§ Goal of the exercise: The listing below is the input. Say how many of its lines contain "into", giving the number alone.

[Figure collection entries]
## begin
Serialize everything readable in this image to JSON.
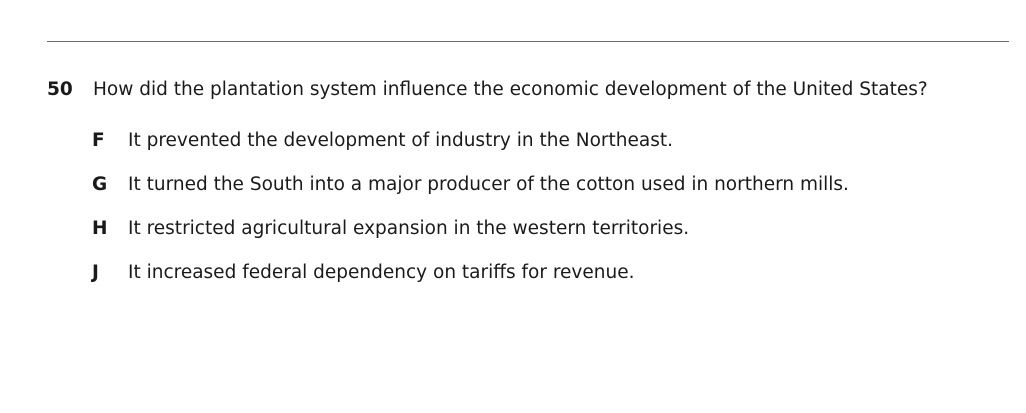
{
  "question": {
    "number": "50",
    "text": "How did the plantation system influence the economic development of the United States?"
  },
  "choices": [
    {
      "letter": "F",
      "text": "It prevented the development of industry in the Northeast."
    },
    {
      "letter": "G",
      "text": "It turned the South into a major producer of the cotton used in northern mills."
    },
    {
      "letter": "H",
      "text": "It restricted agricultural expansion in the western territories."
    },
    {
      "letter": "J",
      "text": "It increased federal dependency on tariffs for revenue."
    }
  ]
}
## end
## begin
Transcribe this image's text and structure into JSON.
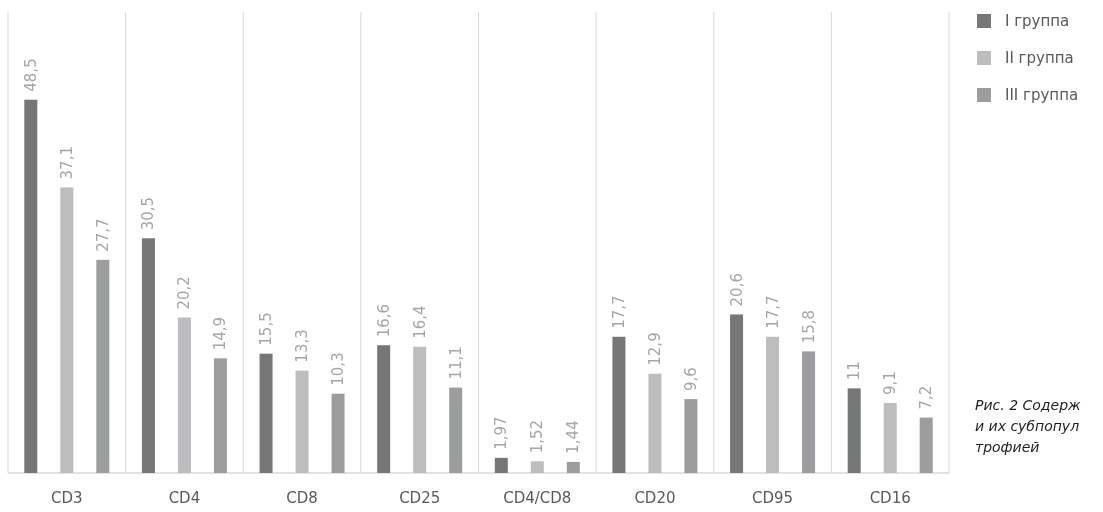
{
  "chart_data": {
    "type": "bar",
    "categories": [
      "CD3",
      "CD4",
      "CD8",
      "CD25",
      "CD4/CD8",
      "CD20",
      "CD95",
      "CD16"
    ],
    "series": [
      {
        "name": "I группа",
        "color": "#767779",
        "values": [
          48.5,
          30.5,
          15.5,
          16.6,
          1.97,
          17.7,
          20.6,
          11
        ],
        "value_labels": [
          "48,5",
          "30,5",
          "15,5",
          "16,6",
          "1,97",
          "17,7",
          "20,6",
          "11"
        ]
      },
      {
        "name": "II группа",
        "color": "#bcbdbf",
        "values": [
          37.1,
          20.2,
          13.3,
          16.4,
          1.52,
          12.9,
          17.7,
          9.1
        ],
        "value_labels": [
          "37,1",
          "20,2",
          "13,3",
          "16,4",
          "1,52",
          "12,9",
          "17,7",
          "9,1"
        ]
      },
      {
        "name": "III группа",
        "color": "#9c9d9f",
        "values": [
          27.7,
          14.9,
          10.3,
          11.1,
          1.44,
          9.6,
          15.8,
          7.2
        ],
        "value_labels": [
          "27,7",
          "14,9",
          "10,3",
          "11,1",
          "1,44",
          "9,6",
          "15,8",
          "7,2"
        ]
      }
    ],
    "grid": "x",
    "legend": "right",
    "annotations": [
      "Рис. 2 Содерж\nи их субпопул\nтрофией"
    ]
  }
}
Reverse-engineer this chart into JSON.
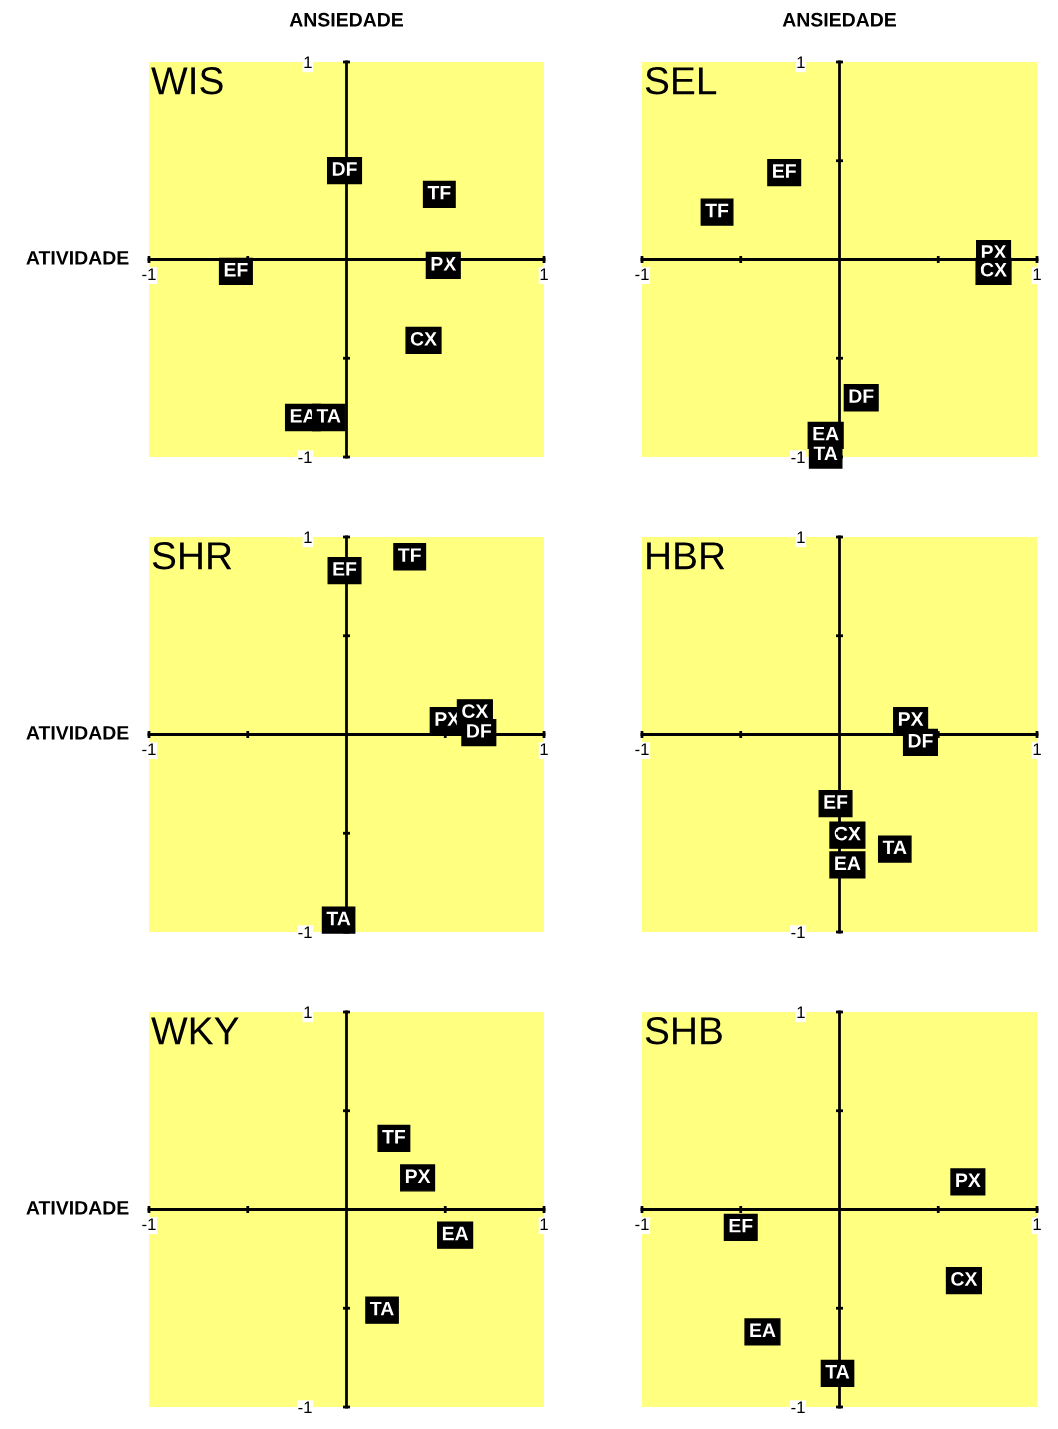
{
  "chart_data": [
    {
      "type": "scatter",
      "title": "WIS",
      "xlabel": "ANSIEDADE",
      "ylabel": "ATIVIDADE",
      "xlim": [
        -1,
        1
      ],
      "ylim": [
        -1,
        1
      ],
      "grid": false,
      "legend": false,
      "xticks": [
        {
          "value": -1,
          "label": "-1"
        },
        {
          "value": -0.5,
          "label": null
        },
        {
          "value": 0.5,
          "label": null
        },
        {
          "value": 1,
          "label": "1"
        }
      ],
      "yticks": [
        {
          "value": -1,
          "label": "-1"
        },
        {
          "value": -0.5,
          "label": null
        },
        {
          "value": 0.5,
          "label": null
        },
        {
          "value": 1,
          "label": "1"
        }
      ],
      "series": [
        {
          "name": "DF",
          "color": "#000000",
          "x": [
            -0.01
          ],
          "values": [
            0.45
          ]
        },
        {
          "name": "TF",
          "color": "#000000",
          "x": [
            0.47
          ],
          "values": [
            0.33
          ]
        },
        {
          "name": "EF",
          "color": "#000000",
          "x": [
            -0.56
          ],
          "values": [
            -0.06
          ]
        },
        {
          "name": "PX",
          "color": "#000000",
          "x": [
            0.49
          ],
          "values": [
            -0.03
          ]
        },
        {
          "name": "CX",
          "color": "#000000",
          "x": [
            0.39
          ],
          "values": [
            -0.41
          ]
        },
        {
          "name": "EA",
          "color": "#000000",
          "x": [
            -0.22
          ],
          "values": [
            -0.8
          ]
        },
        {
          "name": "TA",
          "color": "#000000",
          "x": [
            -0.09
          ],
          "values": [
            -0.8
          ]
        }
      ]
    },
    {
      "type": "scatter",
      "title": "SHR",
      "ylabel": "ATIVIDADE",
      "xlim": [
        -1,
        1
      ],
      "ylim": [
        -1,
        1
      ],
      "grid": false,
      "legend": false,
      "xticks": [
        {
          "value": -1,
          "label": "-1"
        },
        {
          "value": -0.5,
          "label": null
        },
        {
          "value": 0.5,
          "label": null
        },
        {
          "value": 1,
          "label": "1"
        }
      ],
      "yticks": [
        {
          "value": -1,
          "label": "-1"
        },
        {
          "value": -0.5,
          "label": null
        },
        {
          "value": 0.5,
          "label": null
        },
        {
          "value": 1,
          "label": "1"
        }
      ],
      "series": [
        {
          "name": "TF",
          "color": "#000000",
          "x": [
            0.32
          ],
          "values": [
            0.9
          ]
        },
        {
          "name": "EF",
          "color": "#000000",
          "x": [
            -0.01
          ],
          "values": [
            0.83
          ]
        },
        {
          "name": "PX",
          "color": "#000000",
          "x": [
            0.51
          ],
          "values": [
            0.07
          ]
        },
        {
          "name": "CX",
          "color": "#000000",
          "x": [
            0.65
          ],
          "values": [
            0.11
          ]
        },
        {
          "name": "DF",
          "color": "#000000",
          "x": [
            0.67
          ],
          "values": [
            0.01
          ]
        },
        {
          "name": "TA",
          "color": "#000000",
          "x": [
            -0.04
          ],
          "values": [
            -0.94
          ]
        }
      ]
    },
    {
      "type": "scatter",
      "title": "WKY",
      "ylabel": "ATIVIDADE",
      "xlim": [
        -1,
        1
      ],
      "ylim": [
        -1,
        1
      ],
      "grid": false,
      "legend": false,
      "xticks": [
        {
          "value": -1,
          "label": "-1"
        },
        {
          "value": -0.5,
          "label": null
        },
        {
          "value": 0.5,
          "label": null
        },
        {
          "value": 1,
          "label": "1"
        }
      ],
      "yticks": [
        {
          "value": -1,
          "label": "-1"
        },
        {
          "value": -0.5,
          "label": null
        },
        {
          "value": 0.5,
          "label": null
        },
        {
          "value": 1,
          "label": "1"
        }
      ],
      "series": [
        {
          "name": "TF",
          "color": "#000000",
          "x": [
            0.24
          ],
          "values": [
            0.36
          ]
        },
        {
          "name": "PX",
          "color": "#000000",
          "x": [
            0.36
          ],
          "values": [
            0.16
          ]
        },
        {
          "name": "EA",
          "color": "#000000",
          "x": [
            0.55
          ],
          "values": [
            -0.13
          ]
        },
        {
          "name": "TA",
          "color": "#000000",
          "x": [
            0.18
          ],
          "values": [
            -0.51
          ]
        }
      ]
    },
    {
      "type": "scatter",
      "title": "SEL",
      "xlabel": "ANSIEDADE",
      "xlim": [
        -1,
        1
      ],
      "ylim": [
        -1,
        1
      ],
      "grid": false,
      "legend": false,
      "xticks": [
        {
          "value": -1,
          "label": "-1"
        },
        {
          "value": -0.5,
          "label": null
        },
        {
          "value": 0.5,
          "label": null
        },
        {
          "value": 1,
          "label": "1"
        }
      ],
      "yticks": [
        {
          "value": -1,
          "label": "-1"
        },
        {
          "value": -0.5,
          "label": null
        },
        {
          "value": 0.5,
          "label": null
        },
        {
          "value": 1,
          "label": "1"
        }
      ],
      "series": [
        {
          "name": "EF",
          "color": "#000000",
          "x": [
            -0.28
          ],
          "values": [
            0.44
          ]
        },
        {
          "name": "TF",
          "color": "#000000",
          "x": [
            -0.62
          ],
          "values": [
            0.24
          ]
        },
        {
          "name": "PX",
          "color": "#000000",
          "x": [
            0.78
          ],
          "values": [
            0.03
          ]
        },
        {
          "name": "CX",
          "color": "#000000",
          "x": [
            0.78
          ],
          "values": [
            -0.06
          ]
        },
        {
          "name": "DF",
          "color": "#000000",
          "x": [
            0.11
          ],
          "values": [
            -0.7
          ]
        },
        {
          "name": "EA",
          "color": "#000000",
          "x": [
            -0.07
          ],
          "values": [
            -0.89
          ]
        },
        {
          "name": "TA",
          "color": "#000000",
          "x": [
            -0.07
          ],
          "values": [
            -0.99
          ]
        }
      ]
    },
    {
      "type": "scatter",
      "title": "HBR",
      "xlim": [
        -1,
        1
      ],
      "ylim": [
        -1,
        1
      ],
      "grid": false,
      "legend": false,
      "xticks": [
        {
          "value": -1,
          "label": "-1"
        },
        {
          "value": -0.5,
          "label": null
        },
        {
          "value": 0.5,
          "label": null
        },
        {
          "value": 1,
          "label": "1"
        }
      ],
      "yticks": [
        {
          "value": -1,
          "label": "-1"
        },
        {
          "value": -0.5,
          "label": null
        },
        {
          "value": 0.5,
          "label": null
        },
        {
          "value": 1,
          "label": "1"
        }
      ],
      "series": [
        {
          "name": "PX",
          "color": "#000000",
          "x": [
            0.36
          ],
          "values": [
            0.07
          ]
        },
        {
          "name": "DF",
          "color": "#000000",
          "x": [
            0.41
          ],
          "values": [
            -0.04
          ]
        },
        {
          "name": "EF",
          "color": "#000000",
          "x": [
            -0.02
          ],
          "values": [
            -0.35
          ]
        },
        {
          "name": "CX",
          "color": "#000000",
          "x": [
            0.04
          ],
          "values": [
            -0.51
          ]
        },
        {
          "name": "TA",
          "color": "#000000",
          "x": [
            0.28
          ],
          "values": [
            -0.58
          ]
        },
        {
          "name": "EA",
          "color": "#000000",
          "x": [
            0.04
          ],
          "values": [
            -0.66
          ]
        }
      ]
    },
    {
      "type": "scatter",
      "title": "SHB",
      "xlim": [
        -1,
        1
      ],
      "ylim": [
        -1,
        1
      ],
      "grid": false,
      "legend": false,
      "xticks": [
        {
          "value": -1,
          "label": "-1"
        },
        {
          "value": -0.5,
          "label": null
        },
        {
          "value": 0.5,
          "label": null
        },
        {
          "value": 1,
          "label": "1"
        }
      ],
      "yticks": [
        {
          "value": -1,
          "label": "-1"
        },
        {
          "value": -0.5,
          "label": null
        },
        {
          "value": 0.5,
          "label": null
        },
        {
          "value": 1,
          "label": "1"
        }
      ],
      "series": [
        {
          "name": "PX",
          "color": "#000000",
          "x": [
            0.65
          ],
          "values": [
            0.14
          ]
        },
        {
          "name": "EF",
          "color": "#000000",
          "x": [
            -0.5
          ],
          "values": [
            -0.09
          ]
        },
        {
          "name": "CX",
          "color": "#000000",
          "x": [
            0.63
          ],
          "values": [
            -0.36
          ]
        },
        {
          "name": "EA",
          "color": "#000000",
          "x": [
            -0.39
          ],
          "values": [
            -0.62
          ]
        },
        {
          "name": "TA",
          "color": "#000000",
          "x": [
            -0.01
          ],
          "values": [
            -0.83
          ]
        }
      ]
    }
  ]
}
## end
§ Task answer: 3